-------- Given data --------

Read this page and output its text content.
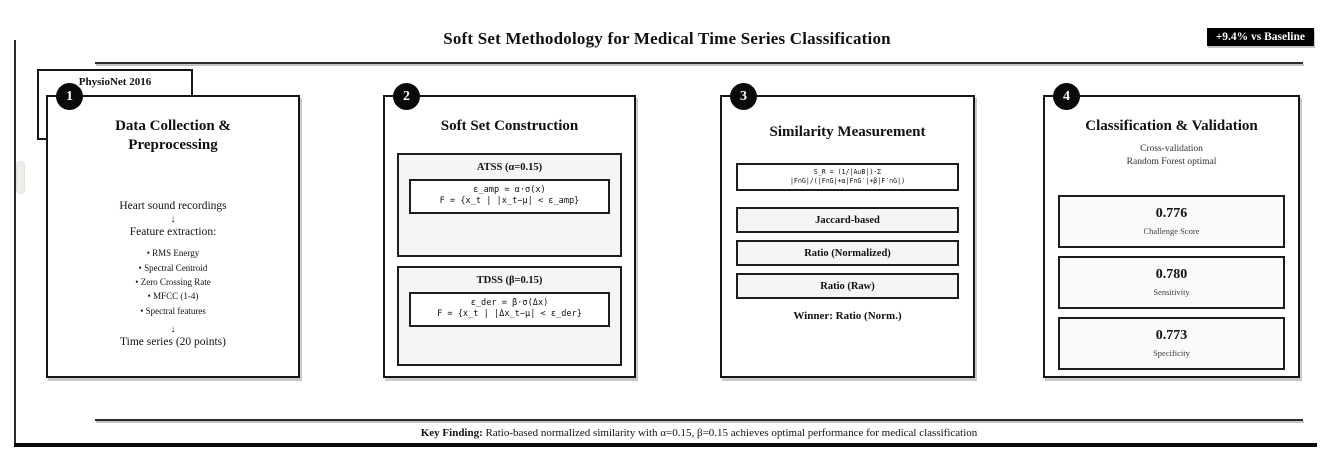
Soft Set Methodology for Medical Time Series Classification	+9.4% vs Baseline
PhysioNet 2016
1
Data Collection &
Preprocessing
Heart sound recordings
↓
Feature extraction:
• RMS Energy
• Spectral Centroid
• Zero Crossing Rate
• MFCC (1-4)
• Spectral features
↓
Time series (20 points)
2
Soft Set Construction
ATSS (α=0.15)
ε_amp = α·σ(x)
F = {x_t | |x_t−μ| < ε_amp}
TDSS (β=0.15)
ε_der = β·σ(Δx)
F = {x_t | |Δx_t−μ| < ε_der}
3
Similarity Measurement
S_R = (1/|A∪B|)·Σ
|F∩G|/(|F∩G|+α|F∩G′|+β|F′∩G|)
Jaccard-based
Ratio (Normalized)
Ratio (Raw)
Winner: Ratio (Norm.)
4
Classification & Validation
Cross-validation
Random Forest optimal
0.776
Challenge Score
0.780
Sensitivity
0.773
Specificity
Key Finding: Ratio-based normalized similarity with α=0.15, β=0.15 achieves optimal performance for medical classification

--------

▶ _What you should do_
Return every line above in which the string "based" occurs.

▶ _Final result_
Jaccard-based
Key Finding: Ratio-based normalized similarity with α=0.15, β=0.15 achieves optimal performance for medical classification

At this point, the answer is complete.